— begin Records provided —
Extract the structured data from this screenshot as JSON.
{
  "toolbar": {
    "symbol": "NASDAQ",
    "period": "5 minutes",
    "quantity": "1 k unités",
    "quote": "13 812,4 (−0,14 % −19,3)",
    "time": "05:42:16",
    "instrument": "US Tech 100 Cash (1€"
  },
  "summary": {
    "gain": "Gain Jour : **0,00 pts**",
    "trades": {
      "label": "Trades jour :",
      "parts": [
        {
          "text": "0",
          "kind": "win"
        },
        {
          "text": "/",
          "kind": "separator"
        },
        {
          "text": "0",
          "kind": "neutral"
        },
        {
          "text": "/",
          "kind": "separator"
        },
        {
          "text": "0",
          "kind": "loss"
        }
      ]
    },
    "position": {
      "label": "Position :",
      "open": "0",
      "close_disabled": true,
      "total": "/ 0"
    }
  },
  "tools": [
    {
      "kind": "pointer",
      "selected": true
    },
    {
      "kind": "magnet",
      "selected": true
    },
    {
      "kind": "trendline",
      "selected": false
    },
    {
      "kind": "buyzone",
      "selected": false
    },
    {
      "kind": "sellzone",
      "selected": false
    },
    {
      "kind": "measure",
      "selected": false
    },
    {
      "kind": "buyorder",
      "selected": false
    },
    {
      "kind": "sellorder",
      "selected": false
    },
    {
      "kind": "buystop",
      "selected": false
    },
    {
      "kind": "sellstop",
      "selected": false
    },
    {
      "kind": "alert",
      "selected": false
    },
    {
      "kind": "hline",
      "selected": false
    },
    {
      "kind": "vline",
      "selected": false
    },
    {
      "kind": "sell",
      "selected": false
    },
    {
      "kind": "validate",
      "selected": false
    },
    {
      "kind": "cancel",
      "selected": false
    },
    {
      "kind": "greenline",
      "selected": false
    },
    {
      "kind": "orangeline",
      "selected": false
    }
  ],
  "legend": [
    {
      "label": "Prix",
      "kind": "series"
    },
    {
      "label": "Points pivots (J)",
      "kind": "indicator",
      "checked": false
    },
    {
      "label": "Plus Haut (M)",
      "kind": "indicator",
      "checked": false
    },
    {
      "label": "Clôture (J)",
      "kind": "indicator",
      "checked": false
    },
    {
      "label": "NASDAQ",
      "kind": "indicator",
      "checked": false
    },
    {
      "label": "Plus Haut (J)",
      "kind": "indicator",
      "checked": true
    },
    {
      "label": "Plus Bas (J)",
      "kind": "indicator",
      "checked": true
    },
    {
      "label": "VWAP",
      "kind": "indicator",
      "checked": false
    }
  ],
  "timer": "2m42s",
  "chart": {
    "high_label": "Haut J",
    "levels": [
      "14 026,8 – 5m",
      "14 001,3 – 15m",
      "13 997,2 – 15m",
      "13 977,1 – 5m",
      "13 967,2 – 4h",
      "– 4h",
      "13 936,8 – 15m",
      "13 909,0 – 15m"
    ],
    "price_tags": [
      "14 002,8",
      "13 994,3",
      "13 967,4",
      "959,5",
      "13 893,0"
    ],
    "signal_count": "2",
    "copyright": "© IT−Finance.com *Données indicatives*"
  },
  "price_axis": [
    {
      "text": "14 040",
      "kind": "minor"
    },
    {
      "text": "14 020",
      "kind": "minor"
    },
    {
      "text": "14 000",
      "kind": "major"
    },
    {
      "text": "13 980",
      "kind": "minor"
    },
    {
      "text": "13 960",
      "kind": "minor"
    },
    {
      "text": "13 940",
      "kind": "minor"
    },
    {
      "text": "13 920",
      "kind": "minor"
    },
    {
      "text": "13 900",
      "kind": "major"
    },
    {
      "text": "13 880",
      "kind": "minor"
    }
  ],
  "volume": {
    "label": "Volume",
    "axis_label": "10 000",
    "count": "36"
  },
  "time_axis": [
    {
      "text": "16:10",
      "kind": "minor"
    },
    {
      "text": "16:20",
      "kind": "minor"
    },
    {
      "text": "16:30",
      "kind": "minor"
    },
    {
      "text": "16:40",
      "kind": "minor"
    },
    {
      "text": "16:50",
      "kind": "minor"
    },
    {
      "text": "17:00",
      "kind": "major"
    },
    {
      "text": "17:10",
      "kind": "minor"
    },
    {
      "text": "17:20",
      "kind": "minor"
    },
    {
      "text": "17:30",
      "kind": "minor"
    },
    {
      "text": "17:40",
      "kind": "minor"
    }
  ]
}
— end Records provided —
Written problem
Write out every line from the records above, word for word.

Final result
Extract the structured data from this screenshot as JSON.
{
  "toolbar": {
    "symbol": "NASDAQ",
    "period": "5 minutes",
    "quantity": "1 k unités",
    "quote": "13 812,4 (−0,14 % −19,3)",
    "time": "05:42:16",
    "instrument": "US Tech 100 Cash (1€"
  },
  "summary": {
    "gain": "Gain Jour : **0,00 pts**",
    "trades": {
      "label": "Trades jour :",
      "parts": [
        {
          "text": "0",
          "kind": "win"
        },
        {
          "text": "/",
          "kind": "separator"
        },
        {
          "text": "0",
          "kind": "neutral"
        },
        {
          "text": "/",
          "kind": "separator"
        },
        {
          "text": "0",
          "kind": "loss"
        }
      ]
    },
    "position": {
      "label": "Position :",
      "open": "0",
      "close_disabled": true,
      "total": "/ 0"
    }
  },
  "tools": [
    {
      "kind": "pointer",
      "selected": true
    },
    {
      "kind": "magnet",
      "selected": true
    },
    {
      "kind": "trendline",
      "selected": false
    },
    {
      "kind": "buyzone",
      "selected": false
    },
    {
      "kind": "sellzone",
      "selected": false
    },
    {
      "kind": "measure",
      "selected": false
    },
    {
      "kind": "buyorder",
      "selected": false
    },
    {
      "kind": "sellorder",
      "selected": false
    },
    {
      "kind": "buystop",
      "selected": false
    },
    {
      "kind": "sellstop",
      "selected": false
    },
    {
      "kind": "alert",
      "selected": false
    },
    {
      "kind": "hline",
      "selected": false
    },
    {
      "kind": "vline",
      "selected": false
    },
    {
      "kind": "sell",
      "selected": false
    },
    {
      "kind": "validate",
      "selected": false
    },
    {
      "kind": "cancel",
      "selected": false
    },
    {
      "kind": "greenline",
      "selected": false
    },
    {
      "kind": "orangeline",
      "selected": false
    }
  ],
  "legend": [
    {
      "label": "Prix",
      "kind": "series"
    },
    {
      "label": "Points pivots (J)",
      "kind": "indicator",
      "checked": false
    },
    {
      "label": "Plus Haut (M)",
      "kind": "indicator",
      "checked": false
    },
    {
      "label": "Clôture (J)",
      "kind": "indicator",
      "checked": false
    },
    {
      "label": "NASDAQ",
      "kind": "indicator",
      "checked": false
    },
    {
      "label": "Plus Haut (J)",
      "kind": "indicator",
      "checked": true
    },
    {
      "label": "Plus Bas (J)",
      "kind": "indicator",
      "checked": true
    },
    {
      "label": "VWAP",
      "kind": "indicator",
      "checked": false
    }
  ],
  "timer": "2m42s",
  "chart": {
    "high_label": "Haut J",
    "levels": [
      "14 026,8 – 5m",
      "14 001,3 – 15m",
      "13 997,2 – 15m",
      "13 977,1 – 5m",
      "13 967,2 – 4h",
      "– 4h",
      "13 936,8 – 15m",
      "13 909,0 – 15m"
    ],
    "price_tags": [
      "14 002,8",
      "13 994,3",
      "13 967,4",
      "959,5",
      "13 893,0"
    ],
    "signal_count": "2",
    "copyright": "© IT−Finance.com *Données indicatives*"
  },
  "price_axis": [
    {
      "text": "14 040",
      "kind": "minor"
    },
    {
      "text": "14 020",
      "kind": "minor"
    },
    {
      "text": "14 000",
      "kind": "major"
    },
    {
      "text": "13 980",
      "kind": "minor"
    },
    {
      "text": "13 960",
      "kind": "minor"
    },
    {
      "text": "13 940",
      "kind": "minor"
    },
    {
      "text": "13 920",
      "kind": "minor"
    },
    {
      "text": "13 900",
      "kind": "major"
    },
    {
      "text": "13 880",
      "kind": "minor"
    }
  ],
  "volume": {
    "label": "Volume",
    "axis_label": "10 000",
    "count": "36"
  },
  "time_axis": [
    {
      "text": "16:10",
      "kind": "minor"
    },
    {
      "text": "16:20",
      "kind": "minor"
    },
    {
      "text": "16:30",
      "kind": "minor"
    },
    {
      "text": "16:40",
      "kind": "minor"
    },
    {
      "text": "16:50",
      "kind": "minor"
    },
    {
      "text": "17:00",
      "kind": "major"
    },
    {
      "text": "17:10",
      "kind": "minor"
    },
    {
      "text": "17:20",
      "kind": "minor"
    },
    {
      "text": "17:30",
      "kind": "minor"
    },
    {
      "text": "17:40",
      "kind": "minor"
    }
  ]
}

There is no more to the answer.